_AIM_
Check each line of the data below for the word "PHYSIQUE", then extract the ones that have it.

_DATA PROVIDED_
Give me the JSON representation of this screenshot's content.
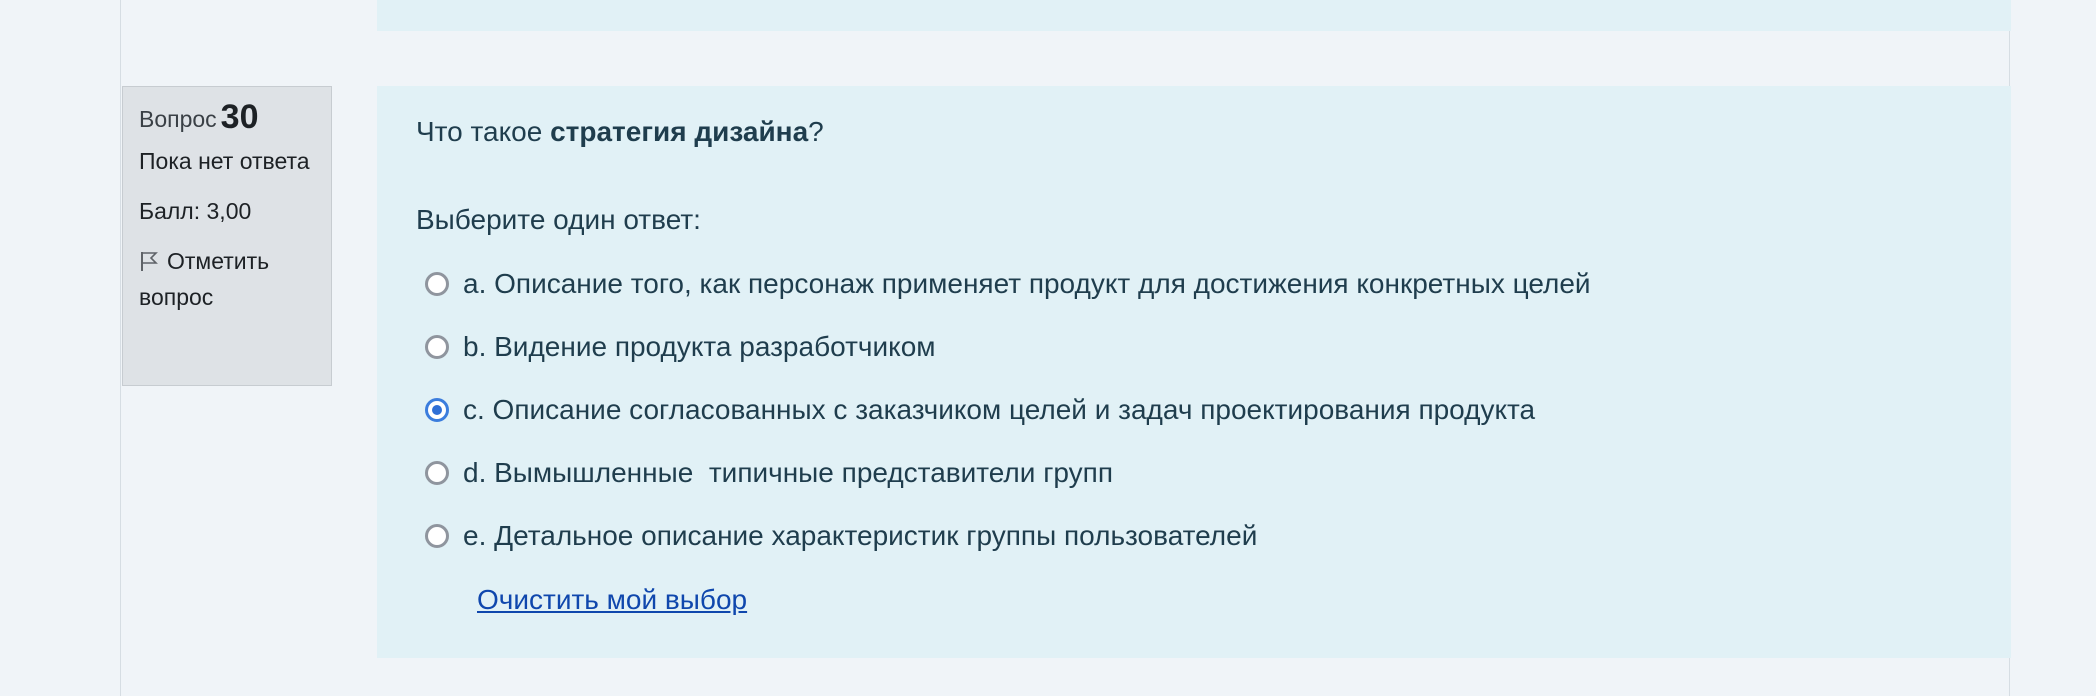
{
  "question": {
    "number_label": "Вопрос",
    "number": "30",
    "state": "Пока нет ответа",
    "grade": "Балл: 3,00",
    "flag_label": "Отметить вопрос",
    "text_prefix": "Что такое ",
    "text_bold": "стратегия дизайна",
    "text_suffix": "?",
    "prompt": "Выберите один ответ:",
    "answers": [
      {
        "label": "a. Описание того, как персонаж применяет продукт для достижения конкретных целей",
        "selected": false
      },
      {
        "label": "b. Видение продукта разработчиком",
        "selected": false
      },
      {
        "label": "c. Описание согласованных с заказчиком целей и задач проектирования продукта",
        "selected": true
      },
      {
        "label": "d. Вымышленные  типичные представители групп",
        "selected": false
      },
      {
        "label": "e. Детальное описание характеристик группы пользователей",
        "selected": false
      }
    ],
    "clear_label": "Очистить мой выбор"
  },
  "colors": {
    "content_bg": "#e1f1f6",
    "info_bg": "#dee2e6",
    "link": "#0f47ad",
    "radio_checked": "#2f6fd6"
  },
  "icons": {
    "flag": "flag-icon"
  }
}
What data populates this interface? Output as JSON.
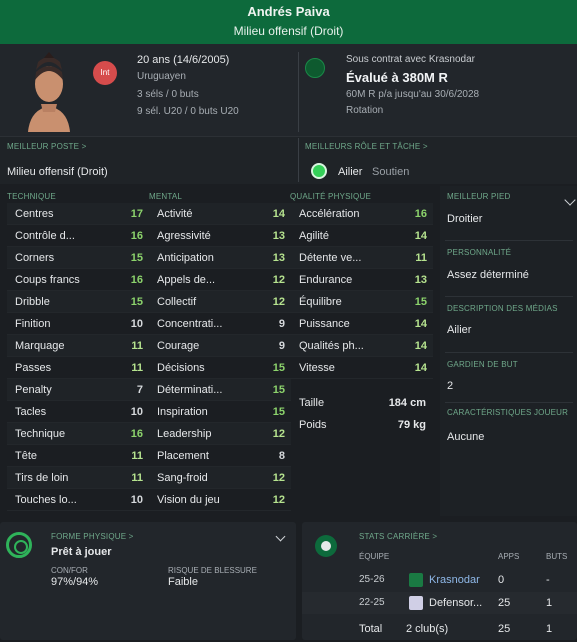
{
  "header": {
    "name": "Andrés Paiva",
    "position": "Milieu offensif (Droit)"
  },
  "profile": {
    "int_badge": "Int",
    "age": "20 ans (14/6/2005)",
    "nationality": "Uruguayen",
    "caps": "3 séls / 0 buts",
    "youth_caps": "9 sél. U20 / 0 buts U20"
  },
  "contract": {
    "status": "Sous contrat avec Krasnodar",
    "value": "Évalué à 380M R",
    "wage": "60M R p/a jusqu'au 30/6/2028",
    "squad_status": "Rotation"
  },
  "best_position": {
    "label": "MEILLEUR POSTE >",
    "value": "Milieu offensif (Droit)"
  },
  "best_role": {
    "label": "MEILLEURS RÔLE ET TÂCHE >",
    "role": "Ailier",
    "duty": "Soutien"
  },
  "columns": {
    "technical": {
      "label": "TECHNIQUE",
      "items": [
        {
          "name": "Centres",
          "value": "17"
        },
        {
          "name": "Contrôle d...",
          "value": "16"
        },
        {
          "name": "Corners",
          "value": "15"
        },
        {
          "name": "Coups francs",
          "value": "16"
        },
        {
          "name": "Dribble",
          "value": "15"
        },
        {
          "name": "Finition",
          "value": "10"
        },
        {
          "name": "Marquage",
          "value": "11"
        },
        {
          "name": "Passes",
          "value": "11"
        },
        {
          "name": "Penalty",
          "value": "7"
        },
        {
          "name": "Tacles",
          "value": "10"
        },
        {
          "name": "Technique",
          "value": "16"
        },
        {
          "name": "Tête",
          "value": "11"
        },
        {
          "name": "Tirs de loin",
          "value": "11"
        },
        {
          "name": "Touches lo...",
          "value": "10"
        }
      ]
    },
    "mental": {
      "label": "MENTAL",
      "items": [
        {
          "name": "Activité",
          "value": "14"
        },
        {
          "name": "Agressivité",
          "value": "13"
        },
        {
          "name": "Anticipation",
          "value": "13"
        },
        {
          "name": "Appels de...",
          "value": "12"
        },
        {
          "name": "Collectif",
          "value": "12"
        },
        {
          "name": "Concentrati...",
          "value": "9"
        },
        {
          "name": "Courage",
          "value": "9"
        },
        {
          "name": "Décisions",
          "value": "15"
        },
        {
          "name": "Déterminati...",
          "value": "15"
        },
        {
          "name": "Inspiration",
          "value": "15"
        },
        {
          "name": "Leadership",
          "value": "12"
        },
        {
          "name": "Placement",
          "value": "8"
        },
        {
          "name": "Sang-froid",
          "value": "12"
        },
        {
          "name": "Vision du jeu",
          "value": "12"
        }
      ]
    },
    "physical": {
      "label": "QUALITÉ PHYSIQUE",
      "items": [
        {
          "name": "Accélération",
          "value": "16"
        },
        {
          "name": "Agilité",
          "value": "14"
        },
        {
          "name": "Détente ve...",
          "value": "11"
        },
        {
          "name": "Endurance",
          "value": "13"
        },
        {
          "name": "Équilibre",
          "value": "15"
        },
        {
          "name": "Puissance",
          "value": "14"
        },
        {
          "name": "Qualités ph...",
          "value": "14"
        },
        {
          "name": "Vitesse",
          "value": "14"
        }
      ],
      "height_label": "Taille",
      "height": "184 cm",
      "weight_label": "Poids",
      "weight": "79 kg"
    }
  },
  "side": {
    "best_foot_label": "MEILLEUR PIED",
    "best_foot": "Droitier",
    "personality_label": "PERSONNALITÉ",
    "personality": "Assez déterminé",
    "media_label": "DESCRIPTION DES MÉDIAS",
    "media": "Ailier",
    "gk_label": "GARDIEN DE BUT",
    "gk": "2",
    "traits_label": "CARACTÉRISTIQUES JOUEUR",
    "traits": "Aucune"
  },
  "fitness": {
    "label": "FORME PHYSIQUE >",
    "status": "Prêt à jouer",
    "con_label": "CON/FOR",
    "con_value": "97%/94%",
    "injury_label": "RISQUE DE BLESSURE",
    "injury_value": "Faible"
  },
  "career": {
    "label": "STATS CARRIÈRE >",
    "headers": {
      "team": "ÉQUIPE",
      "apps": "APPS",
      "goals": "BUTS"
    },
    "rows": [
      {
        "season": "25-26",
        "club": "Krasnodar",
        "apps": "0",
        "goals": "-"
      },
      {
        "season": "22-25",
        "club": "Defensor...",
        "apps": "25",
        "goals": "1"
      }
    ],
    "total": {
      "label": "Total",
      "clubs": "2 club(s)",
      "apps": "25",
      "goals": "1"
    }
  },
  "colors": {
    "header": "#0d6a3c",
    "accent_green": "#8cd36c",
    "label_green": "#6fa88a"
  }
}
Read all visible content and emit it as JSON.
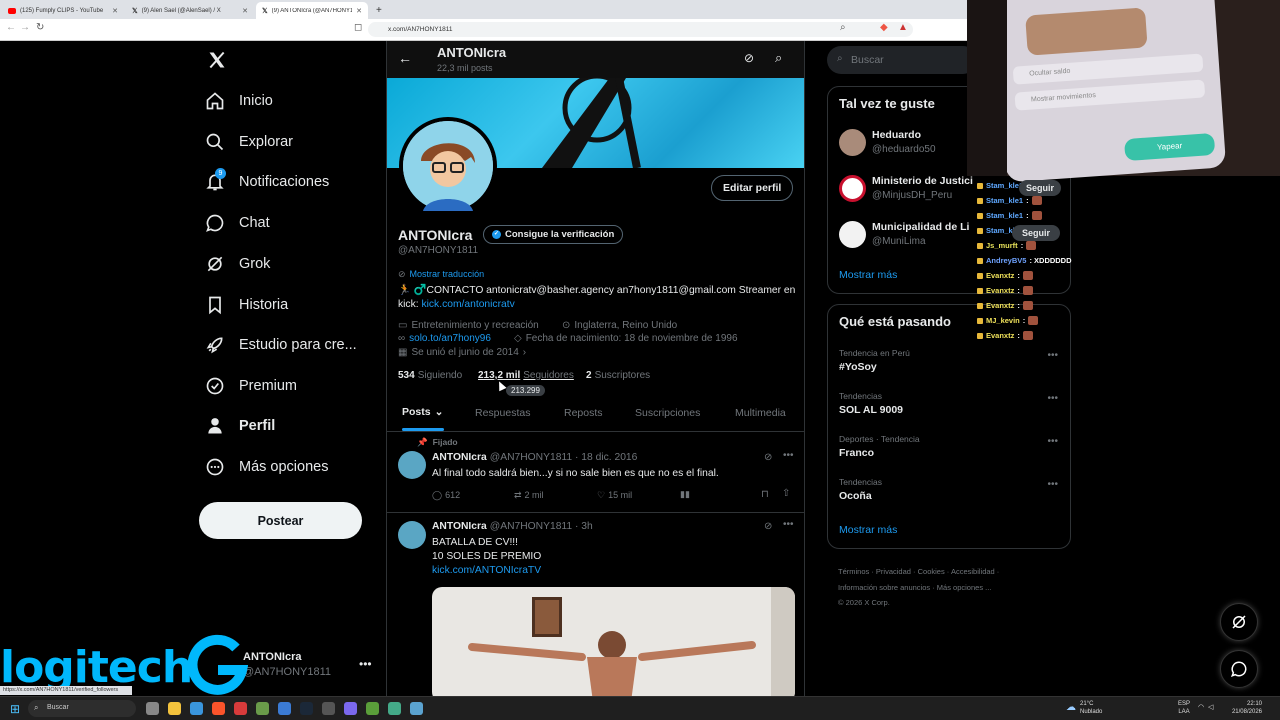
{
  "browser": {
    "tabs": [
      {
        "label": "(125) Fumply CLIPS - YouTube",
        "icon": "youtube-icon"
      },
      {
        "label": "(9) Alen Sael (@AlenSael) / X",
        "icon": "x-logo-icon"
      },
      {
        "label": "(9) ANTONIcra (@AN7HONY18",
        "icon": "x-logo-icon"
      }
    ],
    "url": "x.com/AN7HONY1811"
  },
  "nav": {
    "items": [
      {
        "label": "Inicio",
        "icon": "home-icon"
      },
      {
        "label": "Explorar",
        "icon": "search-icon"
      },
      {
        "label": "Notificaciones",
        "icon": "bell-icon",
        "badge": "9"
      },
      {
        "label": "Chat",
        "icon": "chat-icon"
      },
      {
        "label": "Grok",
        "icon": "grok-icon"
      },
      {
        "label": "Historia",
        "icon": "bookmark-icon"
      },
      {
        "label": "Estudio para cre...",
        "icon": "rocket-icon"
      },
      {
        "label": "Premium",
        "icon": "verified-icon"
      },
      {
        "label": "Perfil",
        "icon": "person-icon"
      },
      {
        "label": "Más opciones",
        "icon": "more-circle-icon"
      }
    ],
    "post_label": "Postear",
    "account": {
      "name": "ANTONIcra",
      "handle": "@AN7HONY1811"
    }
  },
  "profile": {
    "header_name": "ANTONIcra",
    "header_posts": "22,3 mil posts",
    "edit_label": "Editar perfil",
    "name": "ANTONIcra",
    "verify_label": "Consigue la verificación",
    "handle": "@AN7HONY1811",
    "translate_label": "Mostrar traducción",
    "bio_text": "🏃 ♂️CONTACTO antonicratv@basher.agency an7hony1811@gmail.com Streamer en kick: ",
    "bio_link": "kick.com/antonicratv",
    "category": "Entretenimiento y recreación",
    "location": "Inglaterra, Reino Unido",
    "website": "solo.to/an7hony96",
    "birth": "Fecha de nacimiento: 18 de noviembre de 1996",
    "joined": "Se unió el junio de 2014",
    "following_count": "534",
    "following_label": "Siguiendo",
    "followers_count": "213,2 mil",
    "followers_label": "Seguidores",
    "subs_count": "2",
    "subs_label": "Suscriptores",
    "tooltip": "213.299",
    "tabs": [
      "Posts",
      "Respuestas",
      "Reposts",
      "Suscripciones",
      "Multimedia"
    ]
  },
  "tweets": [
    {
      "pinned_label": "Fijado",
      "name": "ANTONIcra",
      "meta": "@AN7HONY1811 · 18 dic. 2016",
      "text": "Al final todo saldrá bien...y si no sale bien es que no es el final.",
      "replies": "612",
      "reposts": "2 mil",
      "likes": "15 mil"
    },
    {
      "name": "ANTONIcra",
      "meta": "@AN7HONY1811 · 3h",
      "line1": "BATALLA DE CV!!!",
      "line2": "10 SOLES DE PREMIO",
      "link": "kick.com/ANTONIcraTV"
    }
  ],
  "right": {
    "search_placeholder": "Buscar",
    "suggest_title": "Tal vez te guste",
    "suggestions": [
      {
        "name": "Heduardo",
        "handle": "@heduardo50"
      },
      {
        "name": "Ministerio de Justici",
        "handle": "@MinjusDH_Peru"
      },
      {
        "name": "Municipalidad de Li",
        "handle": "@MuniLima"
      }
    ],
    "follow_label": "Seguir",
    "show_more": "Mostrar más",
    "trends_title": "Qué está pasando",
    "trends": [
      {
        "sub": "Tendencia en Perú",
        "name": "#YoSoy"
      },
      {
        "sub": "Tendencias",
        "name": "SOL AL 9009"
      },
      {
        "sub": "Deportes · Tendencia",
        "name": "Franco"
      },
      {
        "sub": "Tendencias",
        "name": "Ocoña"
      }
    ],
    "footer_line1": "Términos · Privacidad · Cookies · Accesibilidad ·",
    "footer_line2": "Información sobre anuncios · Más opciones ...",
    "footer_line3": "© 2026 X Corp."
  },
  "chat": [
    {
      "user": "Stam_kle1",
      "msg": ":",
      "color": "#5fa8ff"
    },
    {
      "user": "Stam_kle1",
      "msg": ":",
      "color": "#5fa8ff"
    },
    {
      "user": "Stam_kle1",
      "msg": ":",
      "color": "#5fa8ff"
    },
    {
      "user": "Stam_kle1",
      "msg": "",
      "color": "#5fa8ff"
    },
    {
      "user": "Js_murft",
      "msg": ":",
      "color": "#e7e25a"
    },
    {
      "user": "AndreyBV5",
      "msg": ": XDDDDDD",
      "color": "#6fa3ff"
    },
    {
      "user": "Evanxtz",
      "msg": ":",
      "color": "#f0e25b"
    },
    {
      "user": "Evanxtz",
      "msg": ":",
      "color": "#f0e25b"
    },
    {
      "user": "Evanxtz",
      "msg": ":",
      "color": "#f0e25b"
    },
    {
      "user": "MJ_kevin",
      "msg": ":",
      "color": "#f0e25b"
    },
    {
      "user": "Evanxtz",
      "msg": ":",
      "color": "#f0e25b"
    }
  ],
  "webcam": {
    "phone_line1": "Ocultar saldo",
    "phone_line2": "Mostrar movimientos",
    "phone_btn": "Yapear"
  },
  "logitech": "logitech",
  "status_url": "https://x.com/AN7HONY1811/verified_followers",
  "taskbar": {
    "search": "Buscar",
    "weather": "21°C",
    "weather_sub": "Nublado",
    "lang1": "ESP",
    "lang2": "LAA",
    "time": "22:10",
    "date": "21/08/2026"
  }
}
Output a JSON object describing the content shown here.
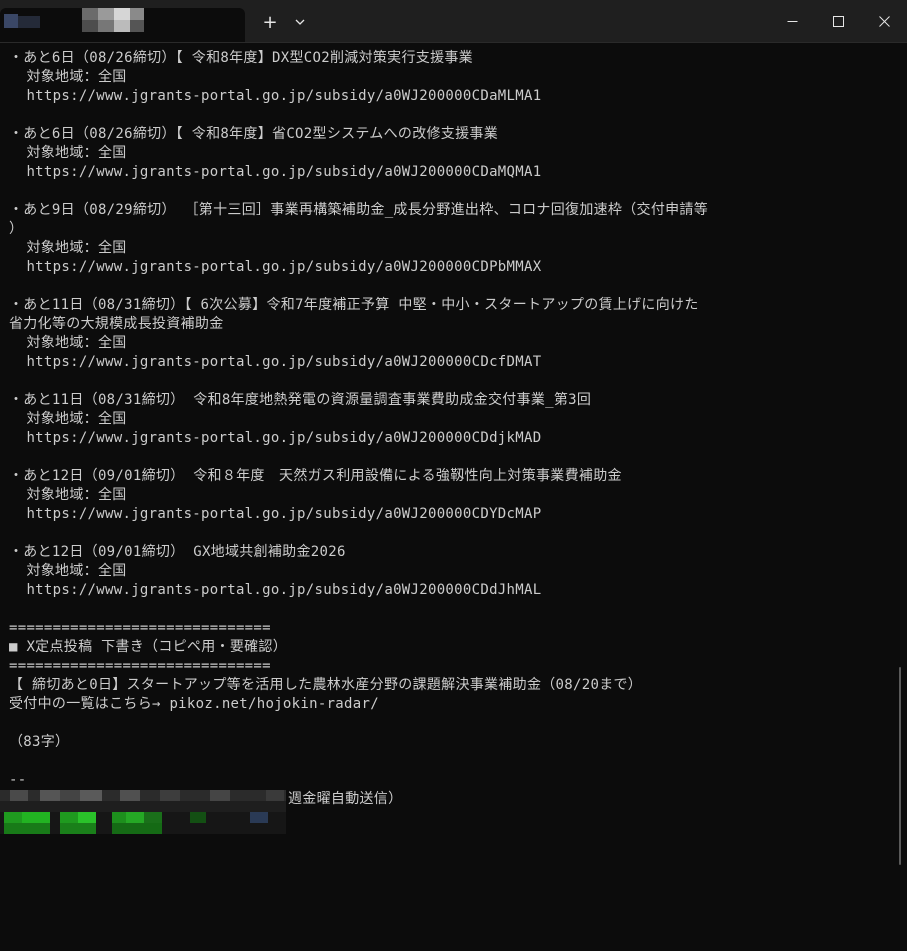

_EXERCISE RESULT_
      "label": "QUALITÉ PHYSIQUE",
    "label": "FORME PHYSIQUE >",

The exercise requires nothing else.